Exercise brief
Rewrite the lines from the one with "439, 502, 441]" up to and including the one with "57, 366, 59]", swapping "city-marker" for "town-marker" and leaving everything else unchanged. Give only those lines.
════
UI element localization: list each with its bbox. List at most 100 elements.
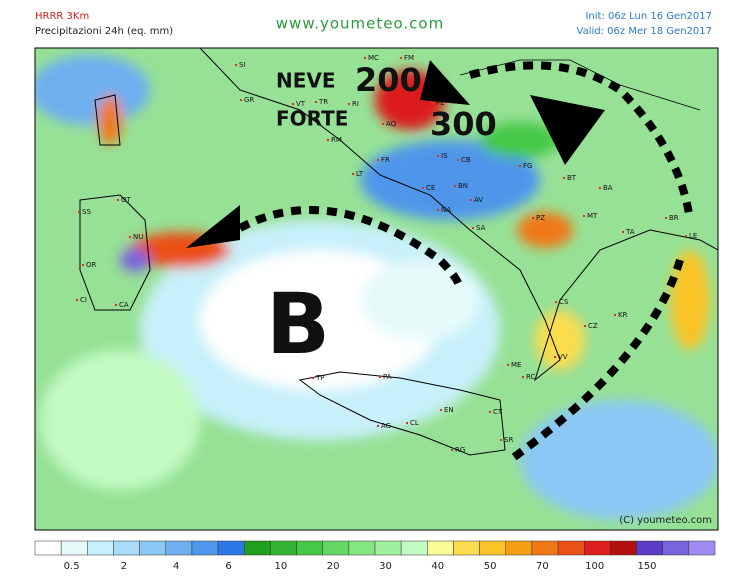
city-marker	[500, 439, 502, 441]
city-marker	[614, 314, 616, 316]
city-marker	[76, 299, 78, 301]
city-label: MT	[587, 212, 598, 220]
colorbar-cell	[113, 540, 140, 556]
city-label: ME	[511, 361, 521, 369]
init-time: Init: 06z Lun 16 Gen2017	[585, 11, 712, 22]
city-marker	[472, 227, 474, 229]
city-marker	[364, 57, 366, 59]
precip-field	[35, 48, 718, 530]
city-marker	[507, 364, 509, 366]
city-marker	[382, 123, 384, 125]
city-label: GR	[244, 96, 254, 104]
city-label: BT	[567, 174, 577, 182]
city-marker	[555, 301, 557, 303]
city-label: TA	[625, 228, 635, 236]
colorbar-label: 6	[225, 561, 231, 572]
city-marker	[377, 425, 379, 427]
city-marker	[451, 449, 453, 451]
city-label: TP	[315, 374, 325, 382]
city-label: CL	[410, 419, 419, 427]
city-marker	[583, 215, 585, 217]
city-label: CT	[493, 408, 503, 416]
colorbar-cell	[636, 540, 663, 556]
city-label: PA	[383, 373, 392, 381]
site-url: www.youmeteo.com	[276, 15, 444, 33]
city-label: RG	[455, 446, 465, 454]
colorbar-cell	[191, 540, 219, 556]
city-label: OR	[86, 261, 97, 269]
colorbar-label: 10	[274, 561, 287, 572]
city-label: BR	[669, 214, 679, 222]
city-label: EN	[444, 406, 454, 414]
city-marker	[115, 304, 117, 306]
colorbar-label: 2	[121, 561, 127, 572]
annotation-300: 300	[430, 105, 497, 143]
colorbar-label: 30	[379, 561, 392, 572]
colorbar: 0.5 2 4 6 10 20 30 40 50 70 100 150	[34, 540, 716, 572]
colorbar-cell	[270, 540, 297, 556]
city-marker	[437, 209, 439, 211]
city-marker	[315, 101, 317, 103]
city-label: BA	[603, 184, 613, 192]
city-label: VV	[558, 353, 568, 361]
city-label: SA	[476, 224, 486, 232]
city-label: CZ	[588, 322, 598, 330]
colorbar-cell	[217, 540, 245, 556]
city-marker	[312, 377, 314, 379]
colorbar-label: 70	[536, 561, 549, 572]
city-marker	[432, 102, 434, 104]
city-labels: SI GR VT TR RI MC FM AQ PE RM IS CB FR LT CE BN FG BT BA NA…	[76, 54, 697, 454]
map-frame	[34, 47, 719, 531]
city-marker	[685, 235, 687, 237]
colorbar-label: 100	[585, 561, 604, 572]
city-label: IS	[441, 152, 448, 160]
city-marker	[440, 409, 442, 411]
colorbar-cell	[557, 540, 585, 556]
model-name: HRRR 3Km	[35, 11, 89, 22]
annotation-forte: FORTE	[276, 107, 348, 131]
city-marker	[240, 99, 242, 101]
city-marker	[129, 236, 131, 238]
city-marker	[599, 187, 601, 189]
annotation-neve: NEVE	[276, 69, 336, 93]
city-marker	[82, 264, 84, 266]
colorbar-cell	[427, 540, 454, 556]
colorbar-cell	[688, 540, 716, 556]
city-marker	[117, 199, 119, 201]
city-label: OT	[121, 196, 132, 204]
city-label: CA	[119, 301, 129, 309]
city-marker	[454, 185, 456, 187]
city-marker	[457, 159, 459, 161]
colorbar-cell	[583, 540, 611, 556]
colorbar-cell	[60, 540, 88, 556]
colorbar-label: 50	[484, 561, 497, 572]
city-label: RM	[331, 136, 342, 144]
city-marker	[292, 103, 294, 105]
city-marker	[584, 325, 586, 327]
city-label: CI	[80, 296, 87, 304]
city-label: MC	[368, 54, 379, 62]
city-label: AV	[474, 196, 483, 204]
colorbar-cell	[139, 540, 167, 556]
city-label: SR	[504, 436, 513, 444]
city-label: RC	[526, 373, 536, 381]
colorbar-cell	[662, 540, 690, 556]
city-marker	[489, 411, 491, 413]
colorbar-label: 20	[327, 561, 340, 572]
city-label: BN	[458, 182, 468, 190]
city-marker	[352, 173, 354, 175]
city-marker	[532, 217, 534, 219]
copyright: (C) youmeteo.com	[619, 515, 712, 526]
city-label: NA	[441, 206, 451, 214]
city-label: FG	[523, 162, 532, 170]
city-marker	[400, 57, 402, 59]
city-marker	[470, 199, 472, 201]
valid-time: Valid: 06z Mer 18 Gen2017	[577, 26, 712, 37]
low-pressure-mark: B	[266, 275, 330, 373]
city-label: CS	[559, 298, 569, 306]
city-marker	[422, 187, 424, 189]
city-marker	[554, 356, 556, 358]
colorbar-cell	[322, 540, 350, 556]
city-label: PZ	[536, 214, 545, 222]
════
Answer
town-marker	[500, 439, 502, 441]
town-marker	[614, 314, 616, 316]
town-marker	[76, 299, 78, 301]
city-label: MT	[587, 212, 598, 220]
colorbar-cell	[113, 540, 140, 556]
city-label: ME	[511, 361, 521, 369]
init-time: Init: 06z Lun 16 Gen2017	[585, 11, 712, 22]
town-marker	[472, 227, 474, 229]
town-marker	[364, 57, 366, 59]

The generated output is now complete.